--- BEGIN ---

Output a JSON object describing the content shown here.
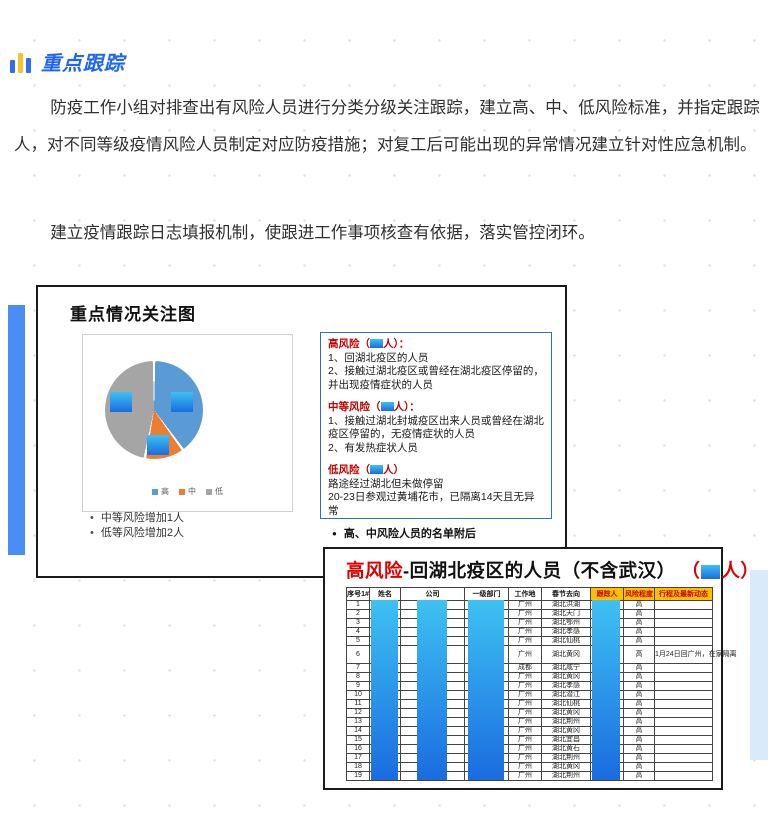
{
  "header": {
    "title": "重点跟踪"
  },
  "paragraphs": {
    "p1": "防疫工作小组对排查出有风险人员进行分类分级关注跟踪，建立高、中、低风险标准，并指定跟踪人，对不同等级疫情风险人员制定对应防疫措施；对复工后可能出现的异常情况建立针对性应急机制。",
    "p2": "建立疫情跟踪日志填报机制，使跟进工作事项核查有依据，落实管控闭环。"
  },
  "focus_card": {
    "title": "重点情况关注图",
    "bullets": [
      "中等风险增加1人",
      "低等风险增加2人"
    ],
    "risk_box": {
      "sections": [
        {
          "title": "高风险",
          "paren_open": "（",
          "paren_close": "人）：",
          "lines": [
            "1、回湖北疫区的人员",
            "2、接触过湖北疫区或曾经在湖北疫区停留的，并出现疫情症状的人员"
          ]
        },
        {
          "title": "中等风险",
          "paren_open": "（",
          "paren_close": "人）：",
          "lines": [
            "1、接触过湖北封城疫区出来人员或曾经在湖北疫区停留的，无疫情症状的人员",
            "2、有发热症状人员"
          ]
        },
        {
          "title": "低风险",
          "paren_open": "（",
          "paren_close": "人）",
          "lines": [
            "路途经过湖北但未做停留",
            "20-23日参观过黄埔花市，已隔离14天且无异常"
          ]
        }
      ]
    },
    "note": "高、中风险人员的名单附后"
  },
  "chart_data": {
    "type": "pie",
    "title": "重点情况关注图",
    "labels": [
      "高",
      "中",
      "低"
    ],
    "values_pct": [
      40,
      13,
      47
    ],
    "colors": [
      "#5B9BD5",
      "#ED7D31",
      "#A5A5A5"
    ],
    "legend_position": "bottom",
    "annotation": "各扇区数值被蓝色色块遮盖"
  },
  "roster": {
    "title_red": "高风险",
    "title_black": "-回湖北疫区的人员（不含武汉）",
    "title_paren_open": "（",
    "title_paren_close": "人）",
    "redaction_color_top": "#3ec1f2",
    "redaction_color_bottom": "#1a6ce0",
    "header_highlight_color": "#ffc000",
    "table": {
      "headers": [
        "序号1#",
        "姓名",
        "公司",
        "一级部门",
        "工作地",
        "春节去向",
        "跟踪人",
        "风险程度",
        "行程及最新动态"
      ],
      "redacted_columns": [
        "姓名",
        "公司",
        "一级部门",
        "跟踪人"
      ],
      "rows": [
        {
          "no": "1",
          "workplace": "广州",
          "destination": "湖北洪湖",
          "risk": "高",
          "note": ""
        },
        {
          "no": "2",
          "workplace": "广州",
          "destination": "湖北天门",
          "risk": "高",
          "note": ""
        },
        {
          "no": "3",
          "workplace": "广州",
          "destination": "湖北鄂州",
          "risk": "高",
          "note": ""
        },
        {
          "no": "4",
          "workplace": "广州",
          "destination": "湖北孝感",
          "risk": "高",
          "note": ""
        },
        {
          "no": "5",
          "workplace": "广州",
          "destination": "湖北仙桃",
          "risk": "高",
          "note": ""
        },
        {
          "no": "6",
          "workplace": "广州",
          "destination": "湖北黄冈",
          "risk": "高",
          "note": "1月24日回广州，在家隔离"
        },
        {
          "no": "7",
          "workplace": "成都",
          "destination": "湖北咸宁",
          "risk": "高",
          "note": ""
        },
        {
          "no": "8",
          "workplace": "广州",
          "destination": "湖北黄冈",
          "risk": "高",
          "note": ""
        },
        {
          "no": "9",
          "workplace": "广州",
          "destination": "湖北孝感",
          "risk": "高",
          "note": ""
        },
        {
          "no": "10",
          "workplace": "广州",
          "destination": "湖北潜江",
          "risk": "高",
          "note": ""
        },
        {
          "no": "11",
          "workplace": "广州",
          "destination": "湖北仙桃",
          "risk": "高",
          "note": ""
        },
        {
          "no": "12",
          "workplace": "广州",
          "destination": "湖北黄冈",
          "risk": "高",
          "note": ""
        },
        {
          "no": "13",
          "workplace": "广州",
          "destination": "湖北荆州",
          "risk": "高",
          "note": ""
        },
        {
          "no": "14",
          "workplace": "广州",
          "destination": "湖北黄冈",
          "risk": "高",
          "note": ""
        },
        {
          "no": "15",
          "workplace": "广州",
          "destination": "湖北宜昌",
          "risk": "高",
          "note": ""
        },
        {
          "no": "16",
          "workplace": "广州",
          "destination": "湖北黄石",
          "risk": "高",
          "note": ""
        },
        {
          "no": "17",
          "workplace": "广州",
          "destination": "湖北荆州",
          "risk": "高",
          "note": ""
        },
        {
          "no": "18",
          "workplace": "广州",
          "destination": "湖北黄冈",
          "risk": "高",
          "note": ""
        },
        {
          "no": "19",
          "workplace": "广州",
          "destination": "湖北荆州",
          "risk": "高",
          "note": ""
        }
      ]
    }
  }
}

--- END ---

_Given problem:_ Where a line above contains the string "回湖北疫区的人员", copy that line.

_Completed exercise:_
            "1、回湖北疫区的人员",
    "title_black": "-回湖北疫区的人员（不含武汉）",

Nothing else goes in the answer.